→ Listed entries
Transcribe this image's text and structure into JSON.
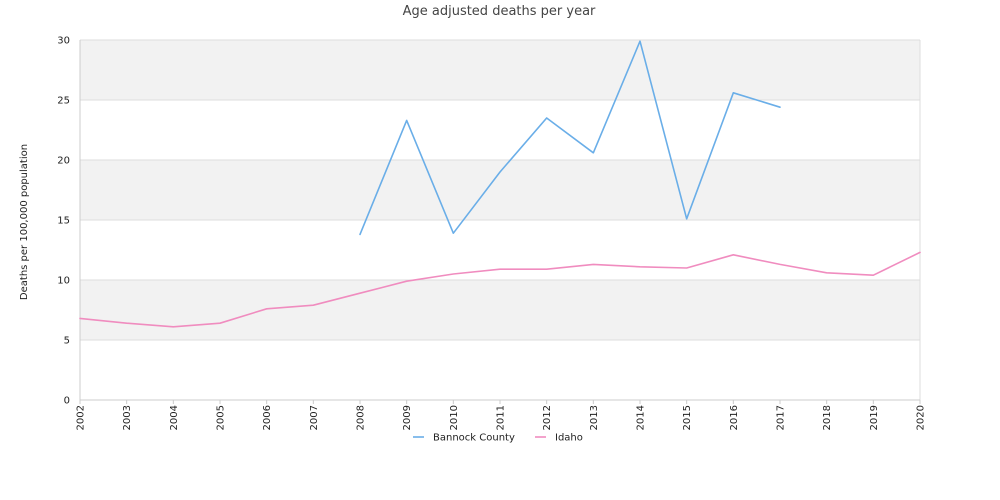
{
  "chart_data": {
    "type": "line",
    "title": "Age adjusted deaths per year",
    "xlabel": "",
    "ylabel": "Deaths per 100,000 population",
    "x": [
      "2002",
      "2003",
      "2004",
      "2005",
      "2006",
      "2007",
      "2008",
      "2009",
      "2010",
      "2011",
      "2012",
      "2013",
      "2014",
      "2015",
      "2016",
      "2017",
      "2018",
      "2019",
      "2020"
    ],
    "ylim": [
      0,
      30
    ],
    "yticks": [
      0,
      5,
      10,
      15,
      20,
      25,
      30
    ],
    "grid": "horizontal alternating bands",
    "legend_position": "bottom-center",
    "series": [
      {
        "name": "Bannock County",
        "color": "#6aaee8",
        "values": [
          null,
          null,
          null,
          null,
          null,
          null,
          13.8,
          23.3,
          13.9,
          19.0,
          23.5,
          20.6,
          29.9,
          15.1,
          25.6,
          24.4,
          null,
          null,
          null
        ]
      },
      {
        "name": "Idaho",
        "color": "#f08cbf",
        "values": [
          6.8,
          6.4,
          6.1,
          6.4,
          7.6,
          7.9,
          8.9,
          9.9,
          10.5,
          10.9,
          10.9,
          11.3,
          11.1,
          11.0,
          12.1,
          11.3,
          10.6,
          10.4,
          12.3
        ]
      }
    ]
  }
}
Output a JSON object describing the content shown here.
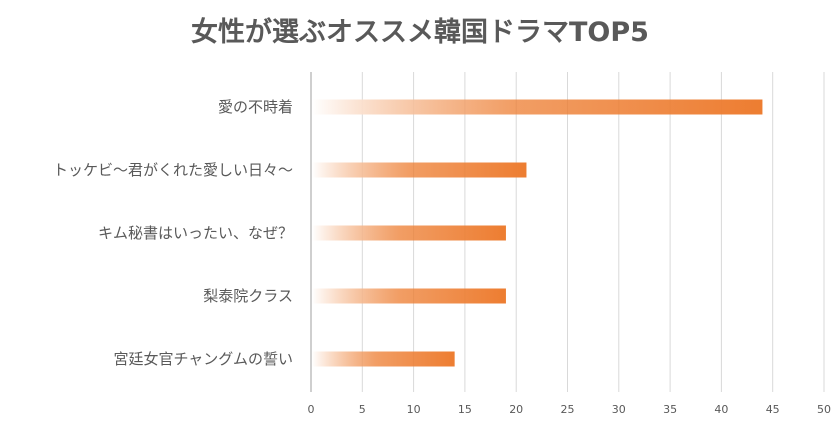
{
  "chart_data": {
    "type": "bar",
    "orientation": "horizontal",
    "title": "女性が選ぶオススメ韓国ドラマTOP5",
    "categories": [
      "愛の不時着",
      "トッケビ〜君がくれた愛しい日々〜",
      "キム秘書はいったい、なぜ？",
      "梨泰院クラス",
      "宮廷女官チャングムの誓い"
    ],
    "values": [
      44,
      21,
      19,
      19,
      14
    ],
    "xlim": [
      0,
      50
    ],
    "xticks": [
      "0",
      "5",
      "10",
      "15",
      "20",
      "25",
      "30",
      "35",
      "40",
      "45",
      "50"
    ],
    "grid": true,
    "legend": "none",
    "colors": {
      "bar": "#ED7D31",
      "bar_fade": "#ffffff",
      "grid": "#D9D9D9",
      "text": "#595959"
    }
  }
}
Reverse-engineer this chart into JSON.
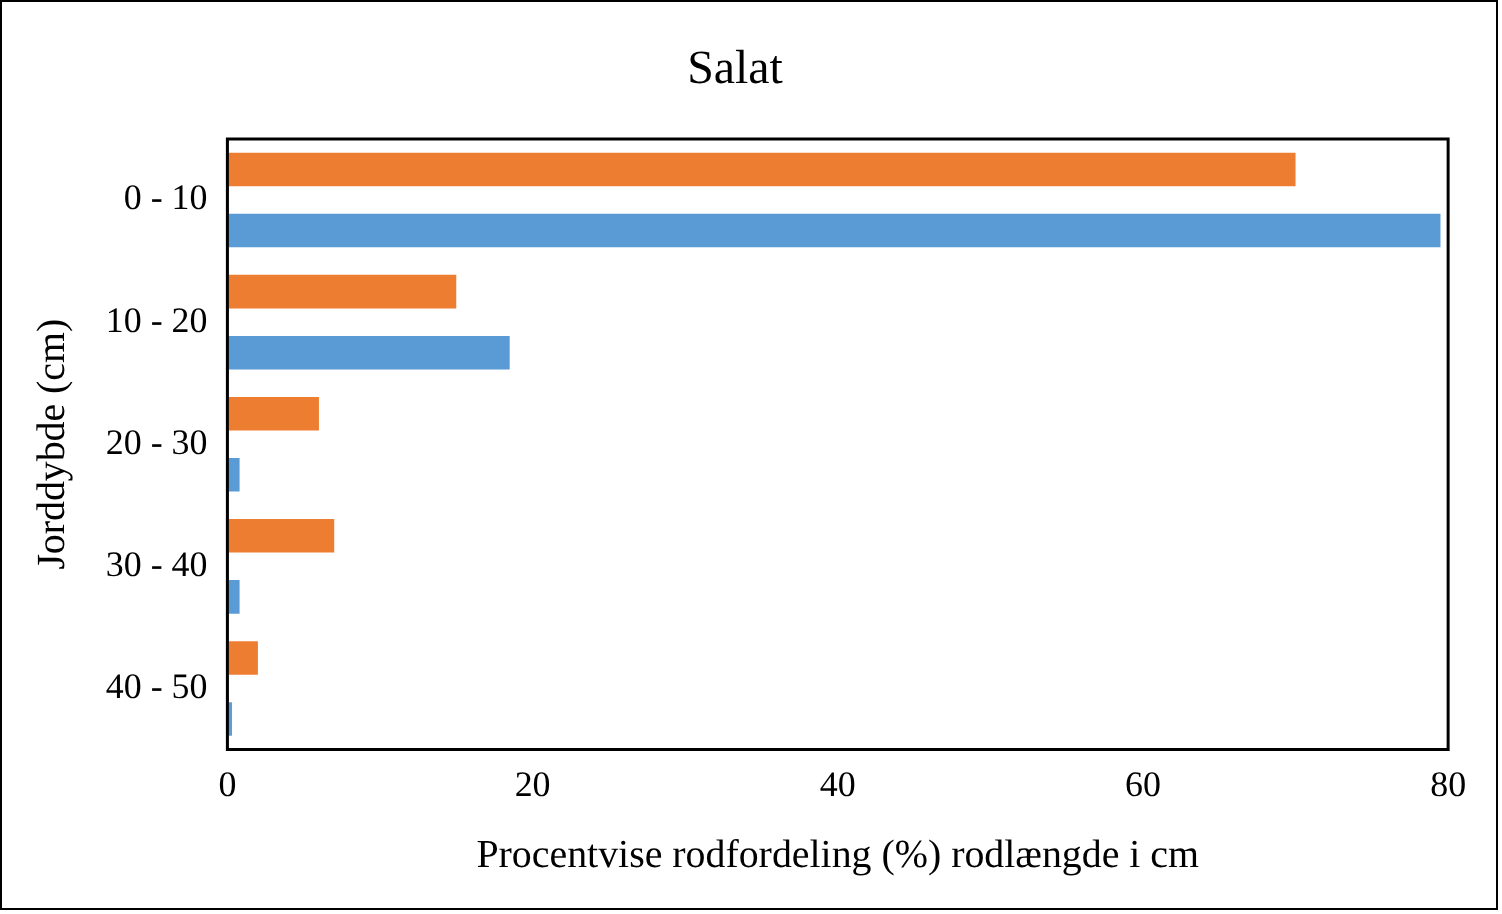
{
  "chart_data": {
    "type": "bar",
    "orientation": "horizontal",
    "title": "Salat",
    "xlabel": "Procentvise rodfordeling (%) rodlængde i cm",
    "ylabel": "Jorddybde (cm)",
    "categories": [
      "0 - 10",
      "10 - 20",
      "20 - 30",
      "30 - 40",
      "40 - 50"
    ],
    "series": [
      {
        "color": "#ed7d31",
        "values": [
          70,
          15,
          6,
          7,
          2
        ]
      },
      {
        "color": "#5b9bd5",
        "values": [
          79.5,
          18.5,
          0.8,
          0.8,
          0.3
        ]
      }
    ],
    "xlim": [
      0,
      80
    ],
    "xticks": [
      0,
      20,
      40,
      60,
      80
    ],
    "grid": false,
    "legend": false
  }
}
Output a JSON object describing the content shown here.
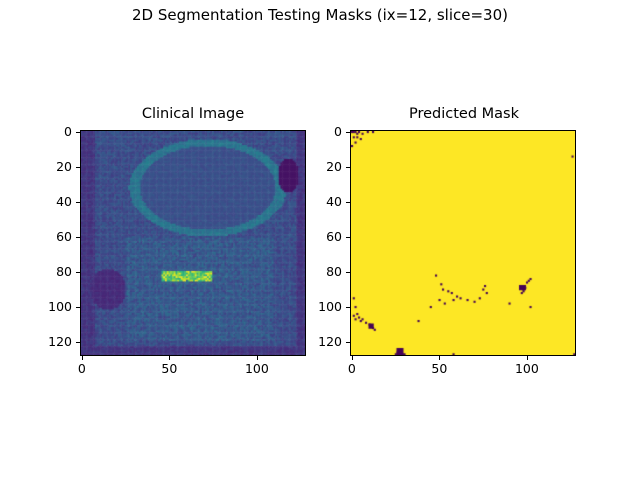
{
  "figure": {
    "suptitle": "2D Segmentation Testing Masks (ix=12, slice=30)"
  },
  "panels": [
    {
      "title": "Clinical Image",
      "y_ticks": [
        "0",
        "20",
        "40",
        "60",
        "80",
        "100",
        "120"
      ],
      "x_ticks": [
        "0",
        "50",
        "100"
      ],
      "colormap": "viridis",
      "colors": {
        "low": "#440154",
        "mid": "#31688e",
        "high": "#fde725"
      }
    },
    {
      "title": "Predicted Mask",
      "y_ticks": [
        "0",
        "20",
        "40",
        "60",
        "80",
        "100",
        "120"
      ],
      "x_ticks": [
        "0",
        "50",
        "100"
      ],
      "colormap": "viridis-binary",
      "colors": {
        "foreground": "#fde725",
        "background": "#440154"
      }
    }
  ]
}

---

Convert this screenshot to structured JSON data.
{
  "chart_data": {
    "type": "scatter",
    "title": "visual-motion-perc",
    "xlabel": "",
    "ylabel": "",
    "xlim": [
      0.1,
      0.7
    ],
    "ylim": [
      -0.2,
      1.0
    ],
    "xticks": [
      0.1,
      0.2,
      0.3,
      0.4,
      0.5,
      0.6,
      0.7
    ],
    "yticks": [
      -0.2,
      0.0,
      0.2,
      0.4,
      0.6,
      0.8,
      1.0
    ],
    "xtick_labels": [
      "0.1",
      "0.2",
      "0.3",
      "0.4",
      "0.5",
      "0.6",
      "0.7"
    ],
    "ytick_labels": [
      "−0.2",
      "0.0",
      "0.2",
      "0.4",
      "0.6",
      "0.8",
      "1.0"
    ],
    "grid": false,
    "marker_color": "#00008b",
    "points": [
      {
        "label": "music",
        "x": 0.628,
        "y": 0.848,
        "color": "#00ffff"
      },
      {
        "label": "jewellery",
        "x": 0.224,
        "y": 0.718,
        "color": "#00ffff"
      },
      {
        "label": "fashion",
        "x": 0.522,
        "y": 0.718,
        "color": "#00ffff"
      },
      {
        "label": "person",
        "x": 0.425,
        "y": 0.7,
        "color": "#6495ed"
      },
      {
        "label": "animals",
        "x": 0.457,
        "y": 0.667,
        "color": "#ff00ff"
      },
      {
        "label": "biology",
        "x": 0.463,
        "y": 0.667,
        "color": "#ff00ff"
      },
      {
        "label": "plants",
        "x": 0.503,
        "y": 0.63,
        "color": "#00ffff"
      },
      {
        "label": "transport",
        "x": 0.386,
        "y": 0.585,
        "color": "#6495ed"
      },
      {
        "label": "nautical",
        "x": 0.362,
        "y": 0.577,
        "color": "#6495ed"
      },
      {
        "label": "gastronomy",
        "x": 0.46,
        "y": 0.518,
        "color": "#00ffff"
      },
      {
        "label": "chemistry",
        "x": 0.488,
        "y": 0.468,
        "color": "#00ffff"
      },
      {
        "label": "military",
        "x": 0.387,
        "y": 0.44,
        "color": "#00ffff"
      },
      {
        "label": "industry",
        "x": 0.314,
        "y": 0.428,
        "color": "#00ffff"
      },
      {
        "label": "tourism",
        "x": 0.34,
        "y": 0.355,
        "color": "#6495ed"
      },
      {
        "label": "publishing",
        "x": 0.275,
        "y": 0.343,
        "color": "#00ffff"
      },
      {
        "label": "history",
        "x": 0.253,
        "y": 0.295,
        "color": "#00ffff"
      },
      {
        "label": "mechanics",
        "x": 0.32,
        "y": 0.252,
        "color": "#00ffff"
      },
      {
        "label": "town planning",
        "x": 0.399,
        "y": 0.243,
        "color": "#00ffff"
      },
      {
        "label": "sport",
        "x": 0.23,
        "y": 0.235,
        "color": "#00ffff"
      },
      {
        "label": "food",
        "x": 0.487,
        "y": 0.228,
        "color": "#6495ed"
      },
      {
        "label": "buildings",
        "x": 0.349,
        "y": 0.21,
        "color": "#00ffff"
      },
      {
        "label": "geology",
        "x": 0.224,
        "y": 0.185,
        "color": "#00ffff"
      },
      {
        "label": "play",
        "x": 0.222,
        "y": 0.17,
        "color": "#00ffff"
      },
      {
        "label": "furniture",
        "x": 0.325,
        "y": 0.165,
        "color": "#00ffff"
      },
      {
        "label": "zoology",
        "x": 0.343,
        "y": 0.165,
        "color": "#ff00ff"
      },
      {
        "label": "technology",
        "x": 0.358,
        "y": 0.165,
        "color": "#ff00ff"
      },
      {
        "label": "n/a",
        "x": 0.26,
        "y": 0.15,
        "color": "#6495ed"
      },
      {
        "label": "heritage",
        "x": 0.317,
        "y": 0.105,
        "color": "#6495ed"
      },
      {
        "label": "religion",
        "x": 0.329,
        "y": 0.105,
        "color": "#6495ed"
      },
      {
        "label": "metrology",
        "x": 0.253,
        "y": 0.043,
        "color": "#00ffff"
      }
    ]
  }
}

→ Problem requirements
Write out every line of the preceding listing that contains "type".

→ Answer for this exercise
    "type": "line",
    "type": "bar",
    "type": "bar",
    "type": "scatter",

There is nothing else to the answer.